Welcome to February. The month of people as topics. How did January and items go for you? I found that once I started a notebook and jotted down ideas as they came to me (for that month and future months), my brain had room to think of other things. Just an idea.
My paternal grandmother’s father was called Pa. Everyone called him Pa. My brother and I might call him Great Grandpa Swartz to his face, but he was always referred to as Pa. He is one of those people I knew (I was 21 when he died) but I didn’t really know him. He was about 65 when I was born and a very quiet man. A farmer by trade and yet what he had on his farm (Cows? Pigs? Did he farm corn or soybeans or both?) I have no idea. I see pictures of the farm, but honestly have no memory of him there, just in his later life at the nursing home.
A tall, thin man, he struggled with dementia and Parkinson’s the last five years of his life. He lived in an assisted living facility near my grandparents. This was years before my mother started to work in a nursing home and the whole idea was so fascinating to me. It was a sprawling facility, all carpeted with small gathering rooms that always had a puzzle going on one of the tables. There was a dining room where they could go for their meals if they chose not to prepare them in their own room. There was a pottery area and room where they volunteered and made braided rugs. Also, a beauty parlor and a shuffleboard area! Oh, how my ten-year-old self loved being able to head down and give it a try.

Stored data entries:
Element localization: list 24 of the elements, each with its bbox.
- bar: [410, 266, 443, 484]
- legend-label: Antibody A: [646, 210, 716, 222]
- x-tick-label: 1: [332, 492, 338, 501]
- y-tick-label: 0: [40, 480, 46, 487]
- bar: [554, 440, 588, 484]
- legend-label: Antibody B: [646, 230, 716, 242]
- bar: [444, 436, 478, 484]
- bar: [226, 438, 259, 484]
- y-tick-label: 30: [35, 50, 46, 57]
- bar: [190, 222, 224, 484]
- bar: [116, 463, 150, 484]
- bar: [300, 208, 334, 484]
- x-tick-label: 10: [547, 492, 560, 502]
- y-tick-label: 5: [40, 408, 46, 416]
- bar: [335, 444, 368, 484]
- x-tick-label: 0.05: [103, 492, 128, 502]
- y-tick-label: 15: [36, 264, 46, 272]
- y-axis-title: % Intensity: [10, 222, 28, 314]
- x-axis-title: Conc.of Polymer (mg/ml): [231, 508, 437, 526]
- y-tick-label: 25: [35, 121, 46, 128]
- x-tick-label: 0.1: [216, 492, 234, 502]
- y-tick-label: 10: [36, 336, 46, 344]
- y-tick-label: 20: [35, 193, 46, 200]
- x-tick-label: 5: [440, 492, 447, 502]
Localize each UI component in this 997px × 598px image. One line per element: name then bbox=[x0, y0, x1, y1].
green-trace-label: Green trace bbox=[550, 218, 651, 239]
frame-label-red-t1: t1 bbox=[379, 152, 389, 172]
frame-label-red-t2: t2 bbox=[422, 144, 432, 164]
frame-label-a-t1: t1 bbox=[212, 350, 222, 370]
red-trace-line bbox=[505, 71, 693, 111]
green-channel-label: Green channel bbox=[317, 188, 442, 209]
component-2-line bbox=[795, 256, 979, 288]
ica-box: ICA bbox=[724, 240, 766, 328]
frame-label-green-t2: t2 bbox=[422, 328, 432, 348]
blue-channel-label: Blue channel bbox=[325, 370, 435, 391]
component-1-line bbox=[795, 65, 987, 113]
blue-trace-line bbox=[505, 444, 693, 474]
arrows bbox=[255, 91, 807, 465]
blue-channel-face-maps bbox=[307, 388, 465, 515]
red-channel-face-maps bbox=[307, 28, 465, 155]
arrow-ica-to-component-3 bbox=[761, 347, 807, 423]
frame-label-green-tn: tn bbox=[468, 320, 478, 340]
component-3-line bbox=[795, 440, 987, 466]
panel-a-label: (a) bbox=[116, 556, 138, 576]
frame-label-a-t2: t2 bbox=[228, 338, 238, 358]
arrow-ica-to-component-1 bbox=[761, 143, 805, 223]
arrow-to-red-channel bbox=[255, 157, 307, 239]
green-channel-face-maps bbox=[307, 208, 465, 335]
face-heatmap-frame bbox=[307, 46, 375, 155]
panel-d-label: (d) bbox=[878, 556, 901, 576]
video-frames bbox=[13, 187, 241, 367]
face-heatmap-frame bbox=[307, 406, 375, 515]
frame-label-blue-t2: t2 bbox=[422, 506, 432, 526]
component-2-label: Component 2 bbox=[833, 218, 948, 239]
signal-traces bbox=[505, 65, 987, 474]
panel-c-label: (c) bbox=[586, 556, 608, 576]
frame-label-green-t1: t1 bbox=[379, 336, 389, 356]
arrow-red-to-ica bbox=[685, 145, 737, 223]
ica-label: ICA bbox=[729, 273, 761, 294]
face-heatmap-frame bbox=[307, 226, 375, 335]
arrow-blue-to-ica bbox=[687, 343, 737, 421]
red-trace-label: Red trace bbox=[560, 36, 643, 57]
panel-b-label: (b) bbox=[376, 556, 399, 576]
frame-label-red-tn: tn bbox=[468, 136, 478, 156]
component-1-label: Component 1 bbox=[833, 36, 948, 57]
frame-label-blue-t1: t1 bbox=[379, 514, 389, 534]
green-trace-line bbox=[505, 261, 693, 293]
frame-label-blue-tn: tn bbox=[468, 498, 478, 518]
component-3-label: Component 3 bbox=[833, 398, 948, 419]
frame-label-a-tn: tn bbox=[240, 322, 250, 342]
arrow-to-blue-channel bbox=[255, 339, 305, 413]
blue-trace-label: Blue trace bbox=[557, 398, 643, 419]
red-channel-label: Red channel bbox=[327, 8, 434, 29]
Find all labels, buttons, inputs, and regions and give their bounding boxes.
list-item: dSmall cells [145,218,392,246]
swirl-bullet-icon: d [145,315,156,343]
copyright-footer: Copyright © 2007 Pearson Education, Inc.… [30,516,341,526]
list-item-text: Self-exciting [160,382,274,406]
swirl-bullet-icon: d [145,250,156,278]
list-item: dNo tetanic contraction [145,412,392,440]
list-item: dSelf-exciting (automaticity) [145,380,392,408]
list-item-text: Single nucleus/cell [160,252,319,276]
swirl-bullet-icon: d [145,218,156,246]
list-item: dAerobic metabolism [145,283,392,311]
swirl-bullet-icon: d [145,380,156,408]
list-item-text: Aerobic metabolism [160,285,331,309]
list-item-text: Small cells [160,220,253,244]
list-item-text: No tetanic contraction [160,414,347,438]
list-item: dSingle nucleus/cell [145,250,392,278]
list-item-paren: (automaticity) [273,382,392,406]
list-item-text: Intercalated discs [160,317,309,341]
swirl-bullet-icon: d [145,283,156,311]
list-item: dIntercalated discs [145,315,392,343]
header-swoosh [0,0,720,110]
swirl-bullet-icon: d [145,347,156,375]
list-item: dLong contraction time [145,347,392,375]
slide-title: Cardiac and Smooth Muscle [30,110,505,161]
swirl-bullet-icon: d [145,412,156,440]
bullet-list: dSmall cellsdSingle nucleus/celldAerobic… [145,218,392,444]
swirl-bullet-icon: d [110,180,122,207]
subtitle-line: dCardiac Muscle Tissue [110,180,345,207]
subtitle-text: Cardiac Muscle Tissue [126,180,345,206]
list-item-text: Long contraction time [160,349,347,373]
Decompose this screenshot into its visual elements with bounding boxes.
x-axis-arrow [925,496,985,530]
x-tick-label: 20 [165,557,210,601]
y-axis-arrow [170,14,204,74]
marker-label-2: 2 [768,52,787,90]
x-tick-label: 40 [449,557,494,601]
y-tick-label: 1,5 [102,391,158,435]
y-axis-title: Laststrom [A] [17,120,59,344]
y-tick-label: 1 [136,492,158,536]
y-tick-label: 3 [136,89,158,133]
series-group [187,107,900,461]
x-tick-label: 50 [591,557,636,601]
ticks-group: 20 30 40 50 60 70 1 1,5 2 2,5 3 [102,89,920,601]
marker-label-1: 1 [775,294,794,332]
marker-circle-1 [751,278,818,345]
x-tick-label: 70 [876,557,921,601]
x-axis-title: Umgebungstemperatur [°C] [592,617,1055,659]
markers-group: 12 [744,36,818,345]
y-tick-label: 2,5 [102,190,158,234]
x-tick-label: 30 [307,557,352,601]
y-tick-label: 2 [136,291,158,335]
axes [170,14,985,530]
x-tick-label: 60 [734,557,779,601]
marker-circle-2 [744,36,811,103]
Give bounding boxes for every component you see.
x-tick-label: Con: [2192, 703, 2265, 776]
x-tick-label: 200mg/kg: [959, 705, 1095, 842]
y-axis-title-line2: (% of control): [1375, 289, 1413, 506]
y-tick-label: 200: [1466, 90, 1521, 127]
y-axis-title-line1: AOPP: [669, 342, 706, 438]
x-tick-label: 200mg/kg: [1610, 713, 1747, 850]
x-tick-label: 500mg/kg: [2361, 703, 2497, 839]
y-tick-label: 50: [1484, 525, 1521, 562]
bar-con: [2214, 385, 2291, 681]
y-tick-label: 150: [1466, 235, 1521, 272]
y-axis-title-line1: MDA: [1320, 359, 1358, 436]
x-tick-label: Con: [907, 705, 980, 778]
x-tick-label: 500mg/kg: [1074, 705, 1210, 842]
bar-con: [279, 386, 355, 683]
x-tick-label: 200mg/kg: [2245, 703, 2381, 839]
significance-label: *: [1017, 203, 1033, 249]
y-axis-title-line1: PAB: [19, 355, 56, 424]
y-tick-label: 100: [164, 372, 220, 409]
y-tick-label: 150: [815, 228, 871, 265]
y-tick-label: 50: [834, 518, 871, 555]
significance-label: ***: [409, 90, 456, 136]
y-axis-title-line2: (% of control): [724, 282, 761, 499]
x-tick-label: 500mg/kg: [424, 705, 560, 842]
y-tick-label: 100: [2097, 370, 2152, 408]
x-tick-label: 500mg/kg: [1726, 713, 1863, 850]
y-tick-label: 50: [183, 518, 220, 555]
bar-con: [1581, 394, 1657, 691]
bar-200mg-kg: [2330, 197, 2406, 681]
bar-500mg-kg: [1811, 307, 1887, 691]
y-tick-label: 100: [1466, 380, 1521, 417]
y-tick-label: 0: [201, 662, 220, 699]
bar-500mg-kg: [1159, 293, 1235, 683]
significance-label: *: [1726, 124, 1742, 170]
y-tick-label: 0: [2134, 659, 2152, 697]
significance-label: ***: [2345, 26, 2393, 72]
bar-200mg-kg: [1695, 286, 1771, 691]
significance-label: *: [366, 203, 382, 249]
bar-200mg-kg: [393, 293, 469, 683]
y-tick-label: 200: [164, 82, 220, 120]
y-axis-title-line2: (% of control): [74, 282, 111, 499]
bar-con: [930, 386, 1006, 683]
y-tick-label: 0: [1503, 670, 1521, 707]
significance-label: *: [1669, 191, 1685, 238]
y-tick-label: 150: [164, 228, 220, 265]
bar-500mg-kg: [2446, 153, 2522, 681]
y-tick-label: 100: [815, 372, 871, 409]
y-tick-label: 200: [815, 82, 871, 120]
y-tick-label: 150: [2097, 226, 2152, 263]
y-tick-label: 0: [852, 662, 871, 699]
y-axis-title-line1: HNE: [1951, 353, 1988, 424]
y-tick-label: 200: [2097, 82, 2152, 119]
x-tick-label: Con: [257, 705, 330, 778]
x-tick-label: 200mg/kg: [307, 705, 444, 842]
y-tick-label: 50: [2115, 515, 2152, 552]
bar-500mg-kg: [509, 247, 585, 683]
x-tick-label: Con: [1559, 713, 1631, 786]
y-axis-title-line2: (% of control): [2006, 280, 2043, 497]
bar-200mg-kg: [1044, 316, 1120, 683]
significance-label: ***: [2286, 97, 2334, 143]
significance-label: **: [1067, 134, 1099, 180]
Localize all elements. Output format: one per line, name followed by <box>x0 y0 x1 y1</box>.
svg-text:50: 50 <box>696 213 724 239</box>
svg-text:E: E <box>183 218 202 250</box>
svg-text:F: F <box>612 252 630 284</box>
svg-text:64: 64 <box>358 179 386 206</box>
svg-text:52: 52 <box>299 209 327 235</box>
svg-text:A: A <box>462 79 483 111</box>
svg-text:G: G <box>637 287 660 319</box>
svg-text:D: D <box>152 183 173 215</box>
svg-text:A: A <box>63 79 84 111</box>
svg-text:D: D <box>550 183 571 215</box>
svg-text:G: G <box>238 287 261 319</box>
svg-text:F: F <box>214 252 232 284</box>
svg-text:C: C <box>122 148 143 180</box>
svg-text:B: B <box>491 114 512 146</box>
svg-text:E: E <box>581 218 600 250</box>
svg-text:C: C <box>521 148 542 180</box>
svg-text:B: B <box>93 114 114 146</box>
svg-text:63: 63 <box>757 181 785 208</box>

* Activity *
According to the excerpt about Pa, how old was the writer when he died?

* Reply to the task *
The writer was 21.